** Work to complete **
Report every line in the records below that contains the string "行う期間", matching case exactly.

** Excerpted records **
-- Begin --

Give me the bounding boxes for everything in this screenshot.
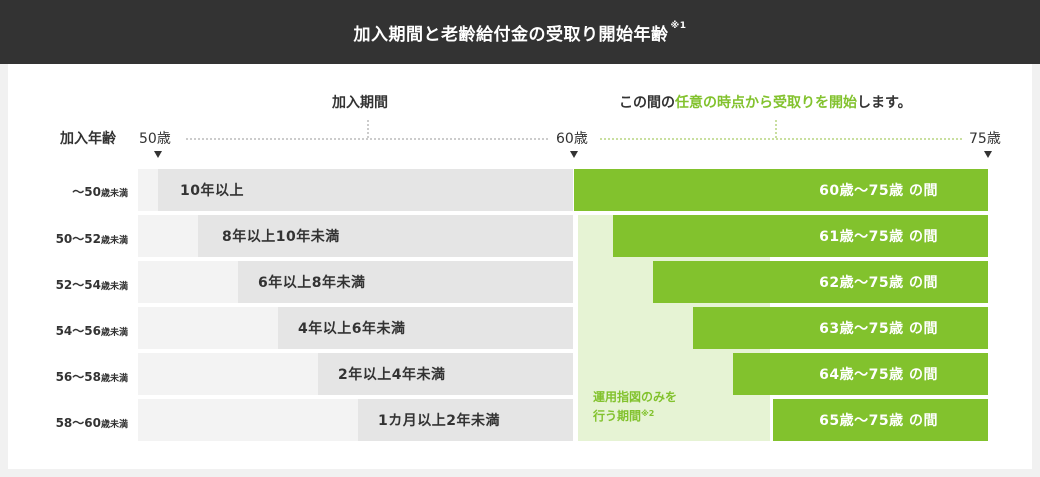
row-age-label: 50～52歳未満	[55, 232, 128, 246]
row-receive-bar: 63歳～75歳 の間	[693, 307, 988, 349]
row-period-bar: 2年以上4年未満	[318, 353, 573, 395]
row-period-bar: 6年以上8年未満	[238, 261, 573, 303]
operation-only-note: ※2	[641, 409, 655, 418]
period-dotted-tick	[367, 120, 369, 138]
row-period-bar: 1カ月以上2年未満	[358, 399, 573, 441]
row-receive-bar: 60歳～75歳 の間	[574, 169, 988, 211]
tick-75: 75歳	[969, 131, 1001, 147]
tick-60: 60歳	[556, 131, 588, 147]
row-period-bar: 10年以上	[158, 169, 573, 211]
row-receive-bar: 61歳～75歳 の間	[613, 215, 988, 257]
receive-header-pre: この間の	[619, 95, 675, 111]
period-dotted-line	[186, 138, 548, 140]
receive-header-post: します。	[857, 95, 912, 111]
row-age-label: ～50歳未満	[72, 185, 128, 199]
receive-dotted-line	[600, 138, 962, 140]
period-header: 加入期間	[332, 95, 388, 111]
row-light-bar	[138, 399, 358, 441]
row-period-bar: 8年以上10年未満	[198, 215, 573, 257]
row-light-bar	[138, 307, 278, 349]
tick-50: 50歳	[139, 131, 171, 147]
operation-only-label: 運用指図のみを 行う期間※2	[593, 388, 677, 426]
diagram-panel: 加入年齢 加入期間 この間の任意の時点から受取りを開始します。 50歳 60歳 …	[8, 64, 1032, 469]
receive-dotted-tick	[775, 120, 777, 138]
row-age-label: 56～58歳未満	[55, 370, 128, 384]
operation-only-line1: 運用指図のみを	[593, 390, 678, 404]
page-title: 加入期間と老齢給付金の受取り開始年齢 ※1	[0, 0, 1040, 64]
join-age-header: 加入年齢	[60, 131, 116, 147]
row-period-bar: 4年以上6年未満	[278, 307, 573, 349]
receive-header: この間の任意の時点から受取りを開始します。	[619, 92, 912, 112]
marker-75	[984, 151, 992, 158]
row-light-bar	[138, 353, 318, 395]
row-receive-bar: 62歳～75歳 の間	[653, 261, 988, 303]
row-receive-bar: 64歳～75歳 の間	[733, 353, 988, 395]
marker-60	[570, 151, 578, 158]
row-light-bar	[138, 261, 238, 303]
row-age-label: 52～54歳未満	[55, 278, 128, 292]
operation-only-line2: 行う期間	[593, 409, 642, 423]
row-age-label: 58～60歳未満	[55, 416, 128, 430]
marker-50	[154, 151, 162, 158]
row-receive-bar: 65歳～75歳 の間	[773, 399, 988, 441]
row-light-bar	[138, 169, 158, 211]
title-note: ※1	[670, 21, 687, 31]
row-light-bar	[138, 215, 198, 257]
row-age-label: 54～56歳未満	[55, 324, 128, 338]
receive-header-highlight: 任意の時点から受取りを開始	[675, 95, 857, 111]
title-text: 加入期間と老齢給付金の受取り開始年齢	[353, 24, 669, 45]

-- End --
-- Begin --

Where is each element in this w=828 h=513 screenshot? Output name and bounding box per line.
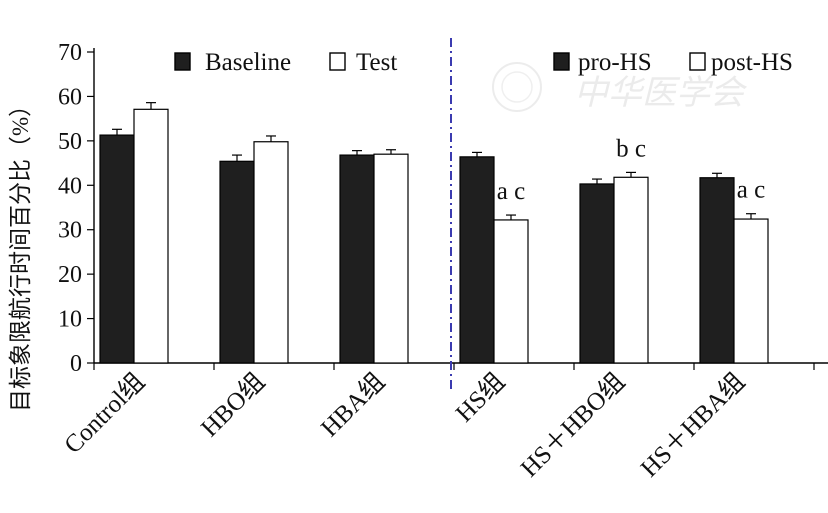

-- End --

** The result **
operation-only-label: 運用指図のみを 行う期間※2	[593, 388, 677, 426]
operation-only-line2: 行う期間	[593, 409, 642, 423]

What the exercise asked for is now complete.